## WHAT IS ASKED
You are to retype all of the data exactly as it appears.

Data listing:
☆ ☆ ☆ ☆ ☆ ☆ ☆

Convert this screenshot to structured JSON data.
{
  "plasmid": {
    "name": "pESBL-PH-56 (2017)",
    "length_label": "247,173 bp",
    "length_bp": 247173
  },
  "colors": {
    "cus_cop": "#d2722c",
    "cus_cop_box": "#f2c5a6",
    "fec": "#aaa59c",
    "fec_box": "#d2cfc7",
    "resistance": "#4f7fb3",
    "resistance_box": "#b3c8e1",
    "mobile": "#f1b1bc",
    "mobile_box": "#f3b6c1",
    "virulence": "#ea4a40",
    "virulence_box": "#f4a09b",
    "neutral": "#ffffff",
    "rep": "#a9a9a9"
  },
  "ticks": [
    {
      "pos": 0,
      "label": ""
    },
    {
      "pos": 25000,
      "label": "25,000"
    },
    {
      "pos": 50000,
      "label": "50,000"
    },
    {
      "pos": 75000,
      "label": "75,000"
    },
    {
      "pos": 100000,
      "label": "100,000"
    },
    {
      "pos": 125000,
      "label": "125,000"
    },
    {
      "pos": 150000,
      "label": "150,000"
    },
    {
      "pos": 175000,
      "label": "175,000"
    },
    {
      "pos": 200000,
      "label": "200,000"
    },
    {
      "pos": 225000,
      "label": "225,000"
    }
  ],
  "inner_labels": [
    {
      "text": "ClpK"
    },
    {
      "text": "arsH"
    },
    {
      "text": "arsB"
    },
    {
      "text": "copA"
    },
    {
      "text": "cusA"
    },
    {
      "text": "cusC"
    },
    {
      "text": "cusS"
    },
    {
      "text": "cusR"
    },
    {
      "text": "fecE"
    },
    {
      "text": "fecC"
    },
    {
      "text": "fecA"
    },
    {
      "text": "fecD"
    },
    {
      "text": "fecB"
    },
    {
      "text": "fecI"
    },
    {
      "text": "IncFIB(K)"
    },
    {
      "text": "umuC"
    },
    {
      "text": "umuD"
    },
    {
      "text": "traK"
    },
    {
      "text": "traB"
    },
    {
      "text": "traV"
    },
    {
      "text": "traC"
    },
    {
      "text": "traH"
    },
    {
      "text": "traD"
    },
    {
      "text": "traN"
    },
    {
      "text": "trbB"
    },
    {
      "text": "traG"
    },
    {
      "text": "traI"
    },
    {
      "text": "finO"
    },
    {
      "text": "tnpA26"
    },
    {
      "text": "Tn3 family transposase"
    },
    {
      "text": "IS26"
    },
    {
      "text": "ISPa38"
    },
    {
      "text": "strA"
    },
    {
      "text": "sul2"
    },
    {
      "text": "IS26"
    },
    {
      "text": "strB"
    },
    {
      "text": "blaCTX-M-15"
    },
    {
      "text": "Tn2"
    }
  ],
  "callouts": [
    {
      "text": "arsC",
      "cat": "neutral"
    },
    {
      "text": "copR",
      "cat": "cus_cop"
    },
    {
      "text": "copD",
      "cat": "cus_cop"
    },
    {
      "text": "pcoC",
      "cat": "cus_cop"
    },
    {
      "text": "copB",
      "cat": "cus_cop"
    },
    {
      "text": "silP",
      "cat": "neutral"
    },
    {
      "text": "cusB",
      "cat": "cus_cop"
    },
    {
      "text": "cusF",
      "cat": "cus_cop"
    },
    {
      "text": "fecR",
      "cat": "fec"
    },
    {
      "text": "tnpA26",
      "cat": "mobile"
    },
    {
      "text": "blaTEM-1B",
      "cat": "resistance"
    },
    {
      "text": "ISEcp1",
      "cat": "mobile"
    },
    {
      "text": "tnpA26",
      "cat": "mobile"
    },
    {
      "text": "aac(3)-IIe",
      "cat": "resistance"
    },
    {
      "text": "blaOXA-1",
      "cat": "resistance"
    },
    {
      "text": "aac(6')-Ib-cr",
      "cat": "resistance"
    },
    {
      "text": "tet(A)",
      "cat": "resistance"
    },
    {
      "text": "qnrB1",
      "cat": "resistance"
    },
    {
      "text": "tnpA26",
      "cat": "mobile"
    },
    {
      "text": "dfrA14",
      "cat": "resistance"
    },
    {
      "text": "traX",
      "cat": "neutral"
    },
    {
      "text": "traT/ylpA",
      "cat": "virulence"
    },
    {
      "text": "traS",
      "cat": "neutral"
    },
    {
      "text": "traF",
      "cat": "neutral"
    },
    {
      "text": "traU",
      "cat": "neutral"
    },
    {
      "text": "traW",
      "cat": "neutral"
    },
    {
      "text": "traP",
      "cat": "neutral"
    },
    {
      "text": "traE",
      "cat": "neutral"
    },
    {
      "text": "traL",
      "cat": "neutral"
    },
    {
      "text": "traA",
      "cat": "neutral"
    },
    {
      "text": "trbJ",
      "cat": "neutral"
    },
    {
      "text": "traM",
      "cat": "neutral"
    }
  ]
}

☆ ☆ ☆ ☆ ☆ ☆ ☆

## RESPONSE
Convert this screenshot to structured JSON data.
{
  "plasmid": {
    "name": "pESBL-PH-56 (2017)",
    "length_label": "247,173 bp",
    "length_bp": 247173
  },
  "colors": {
    "cus_cop": "#d2722c",
    "cus_cop_box": "#f2c5a6",
    "fec": "#aaa59c",
    "fec_box": "#d2cfc7",
    "resistance": "#4f7fb3",
    "resistance_box": "#b3c8e1",
    "mobile": "#f1b1bc",
    "mobile_box": "#f3b6c1",
    "virulence": "#ea4a40",
    "virulence_box": "#f4a09b",
    "neutral": "#ffffff",
    "rep": "#a9a9a9"
  },
  "ticks": [
    {
      "pos": 0,
      "label": ""
    },
    {
      "pos": 25000,
      "label": "25,000"
    },
    {
      "pos": 50000,
      "label": "50,000"
    },
    {
      "pos": 75000,
      "label": "75,000"
    },
    {
      "pos": 100000,
      "label": "100,000"
    },
    {
      "pos": 125000,
      "label": "125,000"
    },
    {
      "pos": 150000,
      "label": "150,000"
    },
    {
      "pos": 175000,
      "label": "175,000"
    },
    {
      "pos": 200000,
      "label": "200,000"
    },
    {
      "pos": 225000,
      "label": "225,000"
    }
  ],
  "inner_labels": [
    {
      "text": "ClpK"
    },
    {
      "text": "arsH"
    },
    {
      "text": "arsB"
    },
    {
      "text": "copA"
    },
    {
      "text": "cusA"
    },
    {
      "text": "cusC"
    },
    {
      "text": "cusS"
    },
    {
      "text": "cusR"
    },
    {
      "text": "fecE"
    },
    {
      "text": "fecC"
    },
    {
      "text": "fecA"
    },
    {
      "text": "fecD"
    },
    {
      "text": "fecB"
    },
    {
      "text": "fecI"
    },
    {
      "text": "IncFIB(K)"
    },
    {
      "text": "umuC"
    },
    {
      "text": "umuD"
    },
    {
      "text": "traK"
    },
    {
      "text": "traB"
    },
    {
      "text": "traV"
    },
    {
      "text": "traC"
    },
    {
      "text": "traH"
    },
    {
      "text": "traD"
    },
    {
      "text": "traN"
    },
    {
      "text": "trbB"
    },
    {
      "text": "traG"
    },
    {
      "text": "traI"
    },
    {
      "text": "finO"
    },
    {
      "text": "tnpA26"
    },
    {
      "text": "Tn3 family transposase"
    },
    {
      "text": "IS26"
    },
    {
      "text": "ISPa38"
    },
    {
      "text": "strA"
    },
    {
      "text": "sul2"
    },
    {
      "text": "IS26"
    },
    {
      "text": "strB"
    },
    {
      "text": "blaCTX-M-15"
    },
    {
      "text": "Tn2"
    }
  ],
  "callouts": [
    {
      "text": "arsC",
      "cat": "neutral"
    },
    {
      "text": "copR",
      "cat": "cus_cop"
    },
    {
      "text": "copD",
      "cat": "cus_cop"
    },
    {
      "text": "pcoC",
      "cat": "cus_cop"
    },
    {
      "text": "copB",
      "cat": "cus_cop"
    },
    {
      "text": "silP",
      "cat": "neutral"
    },
    {
      "text": "cusB",
      "cat": "cus_cop"
    },
    {
      "text": "cusF",
      "cat": "cus_cop"
    },
    {
      "text": "fecR",
      "cat": "fec"
    },
    {
      "text": "tnpA26",
      "cat": "mobile"
    },
    {
      "text": "blaTEM-1B",
      "cat": "resistance"
    },
    {
      "text": "ISEcp1",
      "cat": "mobile"
    },
    {
      "text": "tnpA26",
      "cat": "mobile"
    },
    {
      "text": "aac(3)-IIe",
      "cat": "resistance"
    },
    {
      "text": "blaOXA-1",
      "cat": "resistance"
    },
    {
      "text": "aac(6')-Ib-cr",
      "cat": "resistance"
    },
    {
      "text": "tet(A)",
      "cat": "resistance"
    },
    {
      "text": "qnrB1",
      "cat": "resistance"
    },
    {
      "text": "tnpA26",
      "cat": "mobile"
    },
    {
      "text": "dfrA14",
      "cat": "resistance"
    },
    {
      "text": "traX",
      "cat": "neutral"
    },
    {
      "text": "traT/ylpA",
      "cat": "virulence"
    },
    {
      "text": "traS",
      "cat": "neutral"
    },
    {
      "text": "traF",
      "cat": "neutral"
    },
    {
      "text": "traU",
      "cat": "neutral"
    },
    {
      "text": "traW",
      "cat": "neutral"
    },
    {
      "text": "traP",
      "cat": "neutral"
    },
    {
      "text": "traE",
      "cat": "neutral"
    },
    {
      "text": "traL",
      "cat": "neutral"
    },
    {
      "text": "traA",
      "cat": "neutral"
    },
    {
      "text": "trbJ",
      "cat": "neutral"
    },
    {
      "text": "traM",
      "cat": "neutral"
    }
  ]
}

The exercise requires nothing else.